SET EXERCISE -
Go through the records underneath and write each one out again exactly.

++++++++

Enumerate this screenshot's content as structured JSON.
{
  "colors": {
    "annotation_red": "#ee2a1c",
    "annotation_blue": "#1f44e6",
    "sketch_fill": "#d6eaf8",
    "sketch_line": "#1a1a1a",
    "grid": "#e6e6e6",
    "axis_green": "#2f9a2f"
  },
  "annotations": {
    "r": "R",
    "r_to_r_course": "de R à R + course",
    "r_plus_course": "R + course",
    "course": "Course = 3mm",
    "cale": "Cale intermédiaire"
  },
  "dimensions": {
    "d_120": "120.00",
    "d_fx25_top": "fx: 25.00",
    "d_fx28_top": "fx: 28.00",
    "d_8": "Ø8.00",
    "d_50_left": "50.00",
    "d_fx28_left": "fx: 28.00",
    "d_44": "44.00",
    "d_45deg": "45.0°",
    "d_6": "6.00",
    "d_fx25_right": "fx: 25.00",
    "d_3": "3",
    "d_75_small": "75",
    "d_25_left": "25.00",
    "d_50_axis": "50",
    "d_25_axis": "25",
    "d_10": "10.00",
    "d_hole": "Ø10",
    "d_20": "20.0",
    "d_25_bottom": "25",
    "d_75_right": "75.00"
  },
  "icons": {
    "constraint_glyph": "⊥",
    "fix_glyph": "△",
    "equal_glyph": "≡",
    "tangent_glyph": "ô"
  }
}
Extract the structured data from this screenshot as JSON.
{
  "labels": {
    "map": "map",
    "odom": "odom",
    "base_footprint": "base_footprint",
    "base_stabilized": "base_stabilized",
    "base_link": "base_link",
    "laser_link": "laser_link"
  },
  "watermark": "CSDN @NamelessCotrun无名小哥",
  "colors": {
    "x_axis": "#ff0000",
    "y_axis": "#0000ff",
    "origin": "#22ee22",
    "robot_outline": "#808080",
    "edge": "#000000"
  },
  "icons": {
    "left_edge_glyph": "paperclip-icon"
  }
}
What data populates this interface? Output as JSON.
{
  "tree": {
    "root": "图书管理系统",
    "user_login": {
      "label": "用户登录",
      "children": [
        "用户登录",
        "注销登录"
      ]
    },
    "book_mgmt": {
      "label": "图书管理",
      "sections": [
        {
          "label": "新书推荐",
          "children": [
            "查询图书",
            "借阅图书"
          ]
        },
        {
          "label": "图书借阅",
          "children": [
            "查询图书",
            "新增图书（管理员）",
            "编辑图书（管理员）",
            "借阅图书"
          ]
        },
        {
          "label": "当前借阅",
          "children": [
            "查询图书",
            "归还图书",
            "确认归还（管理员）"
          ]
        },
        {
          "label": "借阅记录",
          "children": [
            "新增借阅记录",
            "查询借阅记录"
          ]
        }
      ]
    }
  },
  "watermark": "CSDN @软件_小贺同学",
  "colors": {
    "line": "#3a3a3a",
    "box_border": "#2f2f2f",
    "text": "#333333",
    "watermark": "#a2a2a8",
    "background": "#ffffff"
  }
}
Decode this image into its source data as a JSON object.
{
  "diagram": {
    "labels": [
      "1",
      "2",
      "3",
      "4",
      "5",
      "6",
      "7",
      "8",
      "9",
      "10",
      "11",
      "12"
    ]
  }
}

++++++++

ANSWER FOR THE TASK -
Enumerate this screenshot's content as structured JSON.
{
  "colors": {
    "annotation_red": "#ee2a1c",
    "annotation_blue": "#1f44e6",
    "sketch_fill": "#d6eaf8",
    "sketch_line": "#1a1a1a",
    "grid": "#e6e6e6",
    "axis_green": "#2f9a2f"
  },
  "annotations": {
    "r": "R",
    "r_to_r_course": "de R à R + course",
    "r_plus_course": "R + course",
    "course": "Course = 3mm",
    "cale": "Cale intermédiaire"
  },
  "dimensions": {
    "d_120": "120.00",
    "d_fx25_top": "fx: 25.00",
    "d_fx28_top": "fx: 28.00",
    "d_8": "Ø8.00",
    "d_50_left": "50.00",
    "d_fx28_left": "fx: 28.00",
    "d_44": "44.00",
    "d_45deg": "45.0°",
    "d_6": "6.00",
    "d_fx25_right": "fx: 25.00",
    "d_3": "3",
    "d_75_small": "75",
    "d_25_left": "25.00",
    "d_50_axis": "50",
    "d_25_axis": "25",
    "d_10": "10.00",
    "d_hole": "Ø10",
    "d_20": "20.0",
    "d_25_bottom": "25",
    "d_75_right": "75.00"
  },
  "icons": {
    "constraint_glyph": "⊥",
    "fix_glyph": "△",
    "equal_glyph": "≡",
    "tangent_glyph": "ô"
  }
}
Extract the structured data from this screenshot as JSON.
{
  "labels": {
    "map": "map",
    "odom": "odom",
    "base_footprint": "base_footprint",
    "base_stabilized": "base_stabilized",
    "base_link": "base_link",
    "laser_link": "laser_link"
  },
  "watermark": "CSDN @NamelessCotrun无名小哥",
  "colors": {
    "x_axis": "#ff0000",
    "y_axis": "#0000ff",
    "origin": "#22ee22",
    "robot_outline": "#808080",
    "edge": "#000000"
  },
  "icons": {
    "left_edge_glyph": "paperclip-icon"
  }
}
What data populates this interface? Output as JSON.
{
  "tree": {
    "root": "图书管理系统",
    "user_login": {
      "label": "用户登录",
      "children": [
        "用户登录",
        "注销登录"
      ]
    },
    "book_mgmt": {
      "label": "图书管理",
      "sections": [
        {
          "label": "新书推荐",
          "children": [
            "查询图书",
            "借阅图书"
          ]
        },
        {
          "label": "图书借阅",
          "children": [
            "查询图书",
            "新增图书（管理员）",
            "编辑图书（管理员）",
            "借阅图书"
          ]
        },
        {
          "label": "当前借阅",
          "children": [
            "查询图书",
            "归还图书",
            "确认归还（管理员）"
          ]
        },
        {
          "label": "借阅记录",
          "children": [
            "新增借阅记录",
            "查询借阅记录"
          ]
        }
      ]
    }
  },
  "watermark": "CSDN @软件_小贺同学",
  "colors": {
    "line": "#3a3a3a",
    "box_border": "#2f2f2f",
    "text": "#333333",
    "watermark": "#a2a2a8",
    "background": "#ffffff"
  }
}
Decode this image into its source data as a JSON object.
{
  "diagram": {
    "labels": [
      "1",
      "2",
      "3",
      "4",
      "5",
      "6",
      "7",
      "8",
      "9",
      "10",
      "11",
      "12"
    ]
  }
}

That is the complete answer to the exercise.